* Aim
Look below for the line with "Serialize everything readable", and from there restate every line word for word until the entries end.

* Data listing
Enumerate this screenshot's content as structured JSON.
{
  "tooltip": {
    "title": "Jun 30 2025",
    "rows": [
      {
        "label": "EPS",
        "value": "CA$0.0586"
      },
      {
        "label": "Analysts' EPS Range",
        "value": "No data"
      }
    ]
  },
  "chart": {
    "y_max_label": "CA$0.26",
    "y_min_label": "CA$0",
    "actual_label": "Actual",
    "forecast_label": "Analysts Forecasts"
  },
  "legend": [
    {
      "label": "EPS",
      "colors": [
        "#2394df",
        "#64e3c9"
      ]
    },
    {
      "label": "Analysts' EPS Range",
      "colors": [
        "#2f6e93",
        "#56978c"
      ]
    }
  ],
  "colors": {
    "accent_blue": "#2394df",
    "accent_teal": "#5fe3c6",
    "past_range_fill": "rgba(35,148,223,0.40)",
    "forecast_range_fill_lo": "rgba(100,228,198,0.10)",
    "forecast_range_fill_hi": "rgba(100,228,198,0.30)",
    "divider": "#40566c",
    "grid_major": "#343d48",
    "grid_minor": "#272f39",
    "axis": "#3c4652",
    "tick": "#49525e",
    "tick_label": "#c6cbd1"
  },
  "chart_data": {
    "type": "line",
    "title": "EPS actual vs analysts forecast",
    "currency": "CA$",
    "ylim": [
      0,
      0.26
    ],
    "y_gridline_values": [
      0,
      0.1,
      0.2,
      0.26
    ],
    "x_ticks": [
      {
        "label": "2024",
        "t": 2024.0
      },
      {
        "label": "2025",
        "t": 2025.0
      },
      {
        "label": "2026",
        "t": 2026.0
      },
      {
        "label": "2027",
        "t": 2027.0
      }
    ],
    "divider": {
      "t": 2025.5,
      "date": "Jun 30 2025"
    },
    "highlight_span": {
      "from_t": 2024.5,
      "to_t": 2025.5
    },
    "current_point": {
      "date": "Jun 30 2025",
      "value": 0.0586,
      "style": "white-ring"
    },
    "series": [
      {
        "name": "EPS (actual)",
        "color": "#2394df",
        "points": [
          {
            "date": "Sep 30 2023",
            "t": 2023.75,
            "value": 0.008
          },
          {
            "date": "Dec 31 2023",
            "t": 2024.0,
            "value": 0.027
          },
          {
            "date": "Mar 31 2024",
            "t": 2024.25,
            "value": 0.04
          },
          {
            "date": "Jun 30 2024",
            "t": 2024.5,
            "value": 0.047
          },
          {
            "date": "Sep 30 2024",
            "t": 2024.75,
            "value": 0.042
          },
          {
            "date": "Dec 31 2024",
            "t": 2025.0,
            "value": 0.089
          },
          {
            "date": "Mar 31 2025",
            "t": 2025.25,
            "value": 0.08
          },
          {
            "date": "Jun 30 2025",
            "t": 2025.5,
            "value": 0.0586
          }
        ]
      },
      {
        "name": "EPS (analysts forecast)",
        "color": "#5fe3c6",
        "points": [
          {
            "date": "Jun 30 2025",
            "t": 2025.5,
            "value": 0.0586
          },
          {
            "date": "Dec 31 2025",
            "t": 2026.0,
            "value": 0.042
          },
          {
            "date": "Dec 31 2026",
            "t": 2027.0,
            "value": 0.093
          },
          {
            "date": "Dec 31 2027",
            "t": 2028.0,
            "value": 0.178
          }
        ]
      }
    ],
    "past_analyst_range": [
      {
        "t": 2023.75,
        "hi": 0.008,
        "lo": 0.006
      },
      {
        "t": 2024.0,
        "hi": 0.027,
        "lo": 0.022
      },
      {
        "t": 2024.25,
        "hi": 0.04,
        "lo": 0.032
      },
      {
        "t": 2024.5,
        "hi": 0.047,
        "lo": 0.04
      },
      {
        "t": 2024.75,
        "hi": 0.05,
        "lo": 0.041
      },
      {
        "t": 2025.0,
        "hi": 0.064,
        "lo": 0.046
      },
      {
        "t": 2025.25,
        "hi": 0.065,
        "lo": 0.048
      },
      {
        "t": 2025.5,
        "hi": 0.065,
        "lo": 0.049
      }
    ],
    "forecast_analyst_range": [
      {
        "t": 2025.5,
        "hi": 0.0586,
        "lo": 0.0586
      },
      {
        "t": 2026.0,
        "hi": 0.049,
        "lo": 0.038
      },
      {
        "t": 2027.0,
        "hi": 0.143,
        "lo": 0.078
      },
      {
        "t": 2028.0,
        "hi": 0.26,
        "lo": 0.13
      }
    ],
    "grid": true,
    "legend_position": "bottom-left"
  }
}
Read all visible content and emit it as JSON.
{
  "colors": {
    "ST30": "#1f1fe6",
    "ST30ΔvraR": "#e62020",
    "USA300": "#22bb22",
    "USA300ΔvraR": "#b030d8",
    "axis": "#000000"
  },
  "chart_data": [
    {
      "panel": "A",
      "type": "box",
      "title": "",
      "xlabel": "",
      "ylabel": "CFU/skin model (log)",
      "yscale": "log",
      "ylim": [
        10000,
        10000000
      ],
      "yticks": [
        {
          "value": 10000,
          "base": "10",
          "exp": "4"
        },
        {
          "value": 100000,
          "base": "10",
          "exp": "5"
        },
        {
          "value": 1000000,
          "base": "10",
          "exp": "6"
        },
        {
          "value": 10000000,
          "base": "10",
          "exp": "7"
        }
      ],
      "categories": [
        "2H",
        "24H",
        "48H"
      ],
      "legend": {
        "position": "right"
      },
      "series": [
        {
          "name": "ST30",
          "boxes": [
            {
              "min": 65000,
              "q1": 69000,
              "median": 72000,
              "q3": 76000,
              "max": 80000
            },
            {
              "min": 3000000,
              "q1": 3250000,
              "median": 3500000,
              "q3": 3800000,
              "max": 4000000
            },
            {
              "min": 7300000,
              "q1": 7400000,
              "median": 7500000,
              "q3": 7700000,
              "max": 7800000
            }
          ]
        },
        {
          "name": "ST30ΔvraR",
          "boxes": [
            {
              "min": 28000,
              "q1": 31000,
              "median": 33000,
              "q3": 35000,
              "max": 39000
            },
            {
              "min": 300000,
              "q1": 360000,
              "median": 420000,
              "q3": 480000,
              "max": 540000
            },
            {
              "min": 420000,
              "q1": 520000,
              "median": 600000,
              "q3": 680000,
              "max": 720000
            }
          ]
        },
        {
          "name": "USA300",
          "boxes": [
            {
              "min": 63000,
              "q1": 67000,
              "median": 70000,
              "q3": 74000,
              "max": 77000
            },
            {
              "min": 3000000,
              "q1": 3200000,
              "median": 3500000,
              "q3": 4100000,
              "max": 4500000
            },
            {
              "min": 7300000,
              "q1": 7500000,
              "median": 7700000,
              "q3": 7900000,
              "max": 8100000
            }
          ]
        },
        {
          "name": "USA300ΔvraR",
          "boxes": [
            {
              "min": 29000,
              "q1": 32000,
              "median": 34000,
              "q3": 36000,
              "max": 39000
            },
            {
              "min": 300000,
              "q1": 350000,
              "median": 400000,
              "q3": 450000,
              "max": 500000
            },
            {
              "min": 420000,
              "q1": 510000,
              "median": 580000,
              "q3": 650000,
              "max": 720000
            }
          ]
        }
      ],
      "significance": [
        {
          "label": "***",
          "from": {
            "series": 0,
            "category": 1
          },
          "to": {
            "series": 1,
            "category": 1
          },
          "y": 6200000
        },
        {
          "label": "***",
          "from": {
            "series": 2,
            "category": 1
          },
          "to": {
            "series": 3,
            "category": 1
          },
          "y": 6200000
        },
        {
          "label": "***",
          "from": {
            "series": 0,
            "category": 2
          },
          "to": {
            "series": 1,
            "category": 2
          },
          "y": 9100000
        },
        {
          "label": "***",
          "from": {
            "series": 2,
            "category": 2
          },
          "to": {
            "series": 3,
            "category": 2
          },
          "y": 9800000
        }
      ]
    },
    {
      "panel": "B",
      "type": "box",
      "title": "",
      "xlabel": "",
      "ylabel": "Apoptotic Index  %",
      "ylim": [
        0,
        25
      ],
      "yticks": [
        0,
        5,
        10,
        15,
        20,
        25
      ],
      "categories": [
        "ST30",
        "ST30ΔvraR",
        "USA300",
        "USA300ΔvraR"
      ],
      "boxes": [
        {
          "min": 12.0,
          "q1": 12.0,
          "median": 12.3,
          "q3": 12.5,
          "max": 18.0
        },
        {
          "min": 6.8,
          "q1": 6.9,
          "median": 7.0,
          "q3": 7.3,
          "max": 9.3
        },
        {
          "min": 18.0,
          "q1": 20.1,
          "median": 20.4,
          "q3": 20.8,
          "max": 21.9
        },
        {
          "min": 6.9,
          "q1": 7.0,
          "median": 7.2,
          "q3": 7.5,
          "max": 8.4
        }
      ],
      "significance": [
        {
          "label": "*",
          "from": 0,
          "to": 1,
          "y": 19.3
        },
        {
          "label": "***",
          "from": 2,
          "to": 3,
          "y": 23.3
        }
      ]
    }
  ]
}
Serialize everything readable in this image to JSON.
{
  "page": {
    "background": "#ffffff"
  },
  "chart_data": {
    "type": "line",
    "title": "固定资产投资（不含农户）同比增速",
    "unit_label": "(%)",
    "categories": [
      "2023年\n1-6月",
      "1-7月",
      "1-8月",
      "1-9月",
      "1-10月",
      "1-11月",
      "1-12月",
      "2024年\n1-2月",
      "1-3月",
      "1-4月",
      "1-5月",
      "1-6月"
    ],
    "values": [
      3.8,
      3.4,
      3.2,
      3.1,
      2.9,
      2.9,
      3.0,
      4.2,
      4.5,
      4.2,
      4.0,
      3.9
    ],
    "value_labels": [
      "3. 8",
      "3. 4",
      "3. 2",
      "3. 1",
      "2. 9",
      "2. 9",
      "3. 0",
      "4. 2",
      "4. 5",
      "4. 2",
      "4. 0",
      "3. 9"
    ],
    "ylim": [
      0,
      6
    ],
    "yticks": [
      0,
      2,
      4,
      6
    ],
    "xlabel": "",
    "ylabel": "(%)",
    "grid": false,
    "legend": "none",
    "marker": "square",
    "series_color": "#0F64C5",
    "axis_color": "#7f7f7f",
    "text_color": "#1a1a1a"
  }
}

* Final result
Serialize everything readable in this image to JSON.
{
  "page": {
    "background": "#ffffff"
  },
  "chart_data": {
    "type": "line",
    "title": "固定资产投资（不含农户）同比增速",
    "unit_label": "(%)",
    "categories": [
      "2023年\n1-6月",
      "1-7月",
      "1-8月",
      "1-9月",
      "1-10月",
      "1-11月",
      "1-12月",
      "2024年\n1-2月",
      "1-3月",
      "1-4月",
      "1-5月",
      "1-6月"
    ],
    "values": [
      3.8,
      3.4,
      3.2,
      3.1,
      2.9,
      2.9,
      3.0,
      4.2,
      4.5,
      4.2,
      4.0,
      3.9
    ],
    "value_labels": [
      "3. 8",
      "3. 4",
      "3. 2",
      "3. 1",
      "2. 9",
      "2. 9",
      "3. 0",
      "4. 2",
      "4. 5",
      "4. 2",
      "4. 0",
      "3. 9"
    ],
    "ylim": [
      0,
      6
    ],
    "yticks": [
      0,
      2,
      4,
      6
    ],
    "xlabel": "",
    "ylabel": "(%)",
    "grid": false,
    "legend": "none",
    "marker": "square",
    "series_color": "#0F64C5",
    "axis_color": "#7f7f7f",
    "text_color": "#1a1a1a"
  }
}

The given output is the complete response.